Transcribe all the entries word for word, omitting any pictures they contain.
* BEGIN SOURCE RECORDS *
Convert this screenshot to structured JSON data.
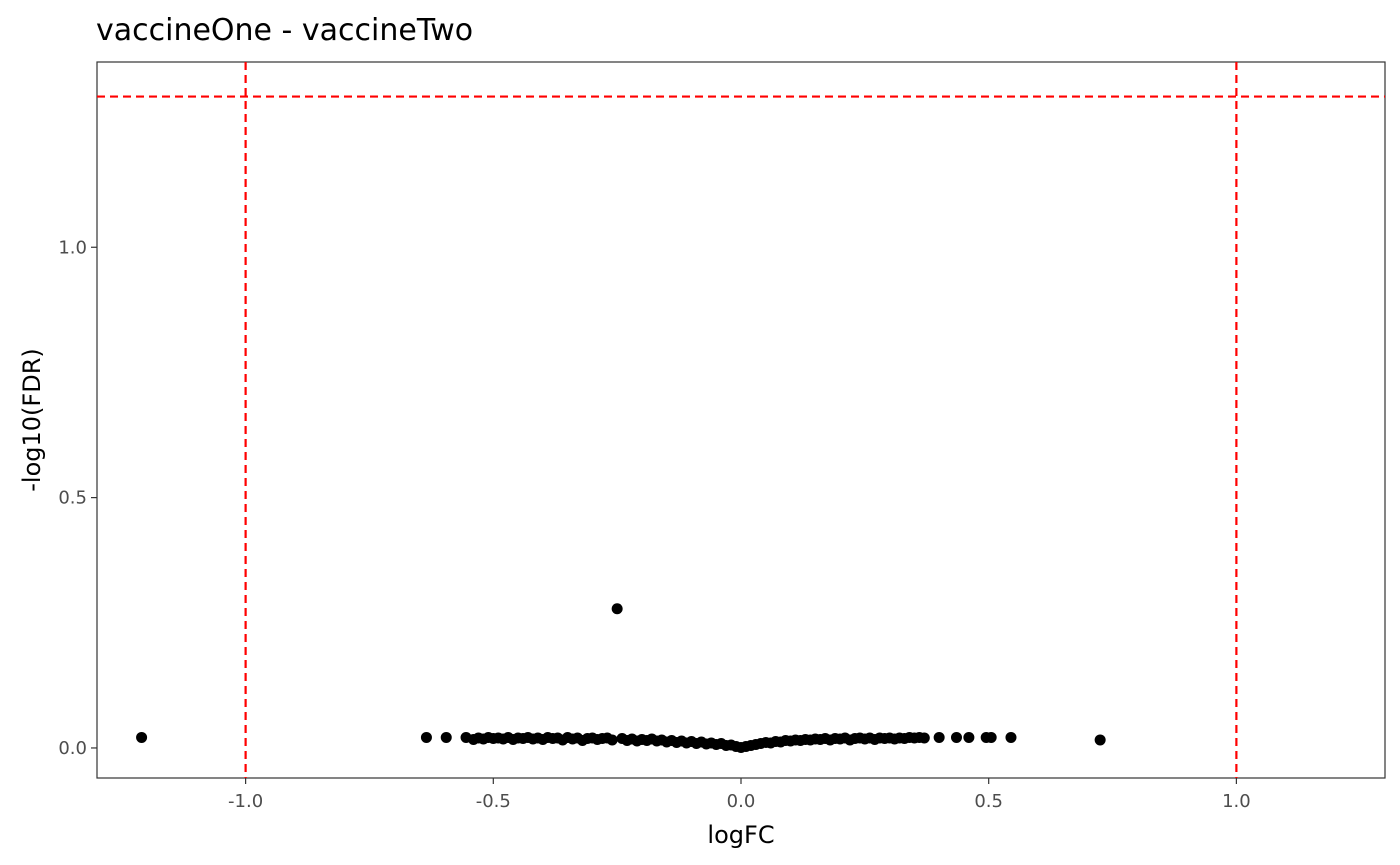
{
  "chart_data": {
    "type": "scatter",
    "title": "vaccineOne - vaccineTwo",
    "xlabel": "logFC",
    "ylabel": "-log10(FDR)",
    "xlim": [
      -1.3,
      1.3
    ],
    "ylim": [
      -0.06,
      1.37
    ],
    "x_ticks": [
      -1.0,
      -0.5,
      0.0,
      0.5,
      1.0
    ],
    "x_tick_labels": [
      "-1.0",
      "-0.5",
      "0.0",
      "0.5",
      "1.0"
    ],
    "y_ticks": [
      0.0,
      0.5,
      1.0
    ],
    "y_tick_labels": [
      "0.0",
      "0.5",
      "1.0"
    ],
    "grid": false,
    "reference_lines": {
      "color": "#ff0000",
      "style": "dashed",
      "vertical_x": [
        -1.0,
        1.0
      ],
      "horizontal_y": [
        1.301
      ]
    },
    "point_color": "#000000",
    "points": [
      [
        -1.21,
        0.021
      ],
      [
        -0.25,
        0.278
      ],
      [
        -0.635,
        0.021
      ],
      [
        -0.595,
        0.021
      ],
      [
        -0.555,
        0.021
      ],
      [
        -0.54,
        0.017
      ],
      [
        -0.53,
        0.02
      ],
      [
        -0.52,
        0.018
      ],
      [
        -0.51,
        0.021
      ],
      [
        -0.5,
        0.019
      ],
      [
        -0.49,
        0.02
      ],
      [
        -0.48,
        0.018
      ],
      [
        -0.47,
        0.021
      ],
      [
        -0.46,
        0.017
      ],
      [
        -0.45,
        0.02
      ],
      [
        -0.44,
        0.019
      ],
      [
        -0.43,
        0.021
      ],
      [
        -0.42,
        0.018
      ],
      [
        -0.41,
        0.02
      ],
      [
        -0.4,
        0.017
      ],
      [
        -0.39,
        0.021
      ],
      [
        -0.38,
        0.019
      ],
      [
        -0.37,
        0.02
      ],
      [
        -0.36,
        0.016
      ],
      [
        -0.35,
        0.021
      ],
      [
        -0.34,
        0.018
      ],
      [
        -0.33,
        0.02
      ],
      [
        -0.32,
        0.015
      ],
      [
        -0.31,
        0.019
      ],
      [
        -0.3,
        0.02
      ],
      [
        -0.29,
        0.017
      ],
      [
        -0.28,
        0.019
      ],
      [
        -0.27,
        0.02
      ],
      [
        -0.26,
        0.016
      ],
      [
        -0.24,
        0.019
      ],
      [
        -0.23,
        0.015
      ],
      [
        -0.22,
        0.018
      ],
      [
        -0.21,
        0.014
      ],
      [
        -0.2,
        0.017
      ],
      [
        -0.19,
        0.015
      ],
      [
        -0.18,
        0.018
      ],
      [
        -0.17,
        0.014
      ],
      [
        -0.16,
        0.016
      ],
      [
        -0.15,
        0.012
      ],
      [
        -0.14,
        0.015
      ],
      [
        -0.13,
        0.011
      ],
      [
        -0.12,
        0.014
      ],
      [
        -0.11,
        0.01
      ],
      [
        -0.1,
        0.013
      ],
      [
        -0.09,
        0.009
      ],
      [
        -0.08,
        0.012
      ],
      [
        -0.07,
        0.008
      ],
      [
        -0.06,
        0.01
      ],
      [
        -0.05,
        0.007
      ],
      [
        -0.04,
        0.009
      ],
      [
        -0.03,
        0.005
      ],
      [
        -0.02,
        0.006
      ],
      [
        -0.01,
        0.003
      ],
      [
        0.0,
        0.001
      ],
      [
        0.01,
        0.003
      ],
      [
        0.02,
        0.005
      ],
      [
        0.03,
        0.007
      ],
      [
        0.04,
        0.009
      ],
      [
        0.05,
        0.011
      ],
      [
        0.06,
        0.01
      ],
      [
        0.07,
        0.013
      ],
      [
        0.08,
        0.012
      ],
      [
        0.09,
        0.015
      ],
      [
        0.1,
        0.014
      ],
      [
        0.11,
        0.016
      ],
      [
        0.12,
        0.015
      ],
      [
        0.13,
        0.017
      ],
      [
        0.14,
        0.016
      ],
      [
        0.15,
        0.018
      ],
      [
        0.16,
        0.017
      ],
      [
        0.17,
        0.019
      ],
      [
        0.18,
        0.016
      ],
      [
        0.19,
        0.019
      ],
      [
        0.2,
        0.018
      ],
      [
        0.21,
        0.02
      ],
      [
        0.22,
        0.016
      ],
      [
        0.23,
        0.019
      ],
      [
        0.24,
        0.02
      ],
      [
        0.25,
        0.018
      ],
      [
        0.26,
        0.02
      ],
      [
        0.27,
        0.017
      ],
      [
        0.28,
        0.02
      ],
      [
        0.29,
        0.019
      ],
      [
        0.3,
        0.02
      ],
      [
        0.31,
        0.018
      ],
      [
        0.32,
        0.02
      ],
      [
        0.33,
        0.019
      ],
      [
        0.34,
        0.021
      ],
      [
        0.35,
        0.02
      ],
      [
        0.36,
        0.021
      ],
      [
        0.37,
        0.02
      ],
      [
        0.4,
        0.021
      ],
      [
        0.435,
        0.021
      ],
      [
        0.46,
        0.021
      ],
      [
        0.495,
        0.021
      ],
      [
        0.505,
        0.021
      ],
      [
        0.545,
        0.021
      ],
      [
        0.725,
        0.016
      ]
    ]
  }
}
* END SOURCE RECORDS *
SOLUTION FOR THIS EXERCISE -
Convert this screenshot to structured JSON data.
{
  "chart_data": {
    "type": "scatter",
    "title": "vaccineOne - vaccineTwo",
    "xlabel": "logFC",
    "ylabel": "-log10(FDR)",
    "xlim": [
      -1.3,
      1.3
    ],
    "ylim": [
      -0.06,
      1.37
    ],
    "x_ticks": [
      -1.0,
      -0.5,
      0.0,
      0.5,
      1.0
    ],
    "x_tick_labels": [
      "-1.0",
      "-0.5",
      "0.0",
      "0.5",
      "1.0"
    ],
    "y_ticks": [
      0.0,
      0.5,
      1.0
    ],
    "y_tick_labels": [
      "0.0",
      "0.5",
      "1.0"
    ],
    "grid": false,
    "reference_lines": {
      "color": "#ff0000",
      "style": "dashed",
      "vertical_x": [
        -1.0,
        1.0
      ],
      "horizontal_y": [
        1.301
      ]
    },
    "point_color": "#000000",
    "points": [
      [
        -1.21,
        0.021
      ],
      [
        -0.25,
        0.278
      ],
      [
        -0.635,
        0.021
      ],
      [
        -0.595,
        0.021
      ],
      [
        -0.555,
        0.021
      ],
      [
        -0.54,
        0.017
      ],
      [
        -0.53,
        0.02
      ],
      [
        -0.52,
        0.018
      ],
      [
        -0.51,
        0.021
      ],
      [
        -0.5,
        0.019
      ],
      [
        -0.49,
        0.02
      ],
      [
        -0.48,
        0.018
      ],
      [
        -0.47,
        0.021
      ],
      [
        -0.46,
        0.017
      ],
      [
        -0.45,
        0.02
      ],
      [
        -0.44,
        0.019
      ],
      [
        -0.43,
        0.021
      ],
      [
        -0.42,
        0.018
      ],
      [
        -0.41,
        0.02
      ],
      [
        -0.4,
        0.017
      ],
      [
        -0.39,
        0.021
      ],
      [
        -0.38,
        0.019
      ],
      [
        -0.37,
        0.02
      ],
      [
        -0.36,
        0.016
      ],
      [
        -0.35,
        0.021
      ],
      [
        -0.34,
        0.018
      ],
      [
        -0.33,
        0.02
      ],
      [
        -0.32,
        0.015
      ],
      [
        -0.31,
        0.019
      ],
      [
        -0.3,
        0.02
      ],
      [
        -0.29,
        0.017
      ],
      [
        -0.28,
        0.019
      ],
      [
        -0.27,
        0.02
      ],
      [
        -0.26,
        0.016
      ],
      [
        -0.24,
        0.019
      ],
      [
        -0.23,
        0.015
      ],
      [
        -0.22,
        0.018
      ],
      [
        -0.21,
        0.014
      ],
      [
        -0.2,
        0.017
      ],
      [
        -0.19,
        0.015
      ],
      [
        -0.18,
        0.018
      ],
      [
        -0.17,
        0.014
      ],
      [
        -0.16,
        0.016
      ],
      [
        -0.15,
        0.012
      ],
      [
        -0.14,
        0.015
      ],
      [
        -0.13,
        0.011
      ],
      [
        -0.12,
        0.014
      ],
      [
        -0.11,
        0.01
      ],
      [
        -0.1,
        0.013
      ],
      [
        -0.09,
        0.009
      ],
      [
        -0.08,
        0.012
      ],
      [
        -0.07,
        0.008
      ],
      [
        -0.06,
        0.01
      ],
      [
        -0.05,
        0.007
      ],
      [
        -0.04,
        0.009
      ],
      [
        -0.03,
        0.005
      ],
      [
        -0.02,
        0.006
      ],
      [
        -0.01,
        0.003
      ],
      [
        0.0,
        0.001
      ],
      [
        0.01,
        0.003
      ],
      [
        0.02,
        0.005
      ],
      [
        0.03,
        0.007
      ],
      [
        0.04,
        0.009
      ],
      [
        0.05,
        0.011
      ],
      [
        0.06,
        0.01
      ],
      [
        0.07,
        0.013
      ],
      [
        0.08,
        0.012
      ],
      [
        0.09,
        0.015
      ],
      [
        0.1,
        0.014
      ],
      [
        0.11,
        0.016
      ],
      [
        0.12,
        0.015
      ],
      [
        0.13,
        0.017
      ],
      [
        0.14,
        0.016
      ],
      [
        0.15,
        0.018
      ],
      [
        0.16,
        0.017
      ],
      [
        0.17,
        0.019
      ],
      [
        0.18,
        0.016
      ],
      [
        0.19,
        0.019
      ],
      [
        0.2,
        0.018
      ],
      [
        0.21,
        0.02
      ],
      [
        0.22,
        0.016
      ],
      [
        0.23,
        0.019
      ],
      [
        0.24,
        0.02
      ],
      [
        0.25,
        0.018
      ],
      [
        0.26,
        0.02
      ],
      [
        0.27,
        0.017
      ],
      [
        0.28,
        0.02
      ],
      [
        0.29,
        0.019
      ],
      [
        0.3,
        0.02
      ],
      [
        0.31,
        0.018
      ],
      [
        0.32,
        0.02
      ],
      [
        0.33,
        0.019
      ],
      [
        0.34,
        0.021
      ],
      [
        0.35,
        0.02
      ],
      [
        0.36,
        0.021
      ],
      [
        0.37,
        0.02
      ],
      [
        0.4,
        0.021
      ],
      [
        0.435,
        0.021
      ],
      [
        0.46,
        0.021
      ],
      [
        0.495,
        0.021
      ],
      [
        0.505,
        0.021
      ],
      [
        0.545,
        0.021
      ],
      [
        0.725,
        0.016
      ]
    ]
  }
}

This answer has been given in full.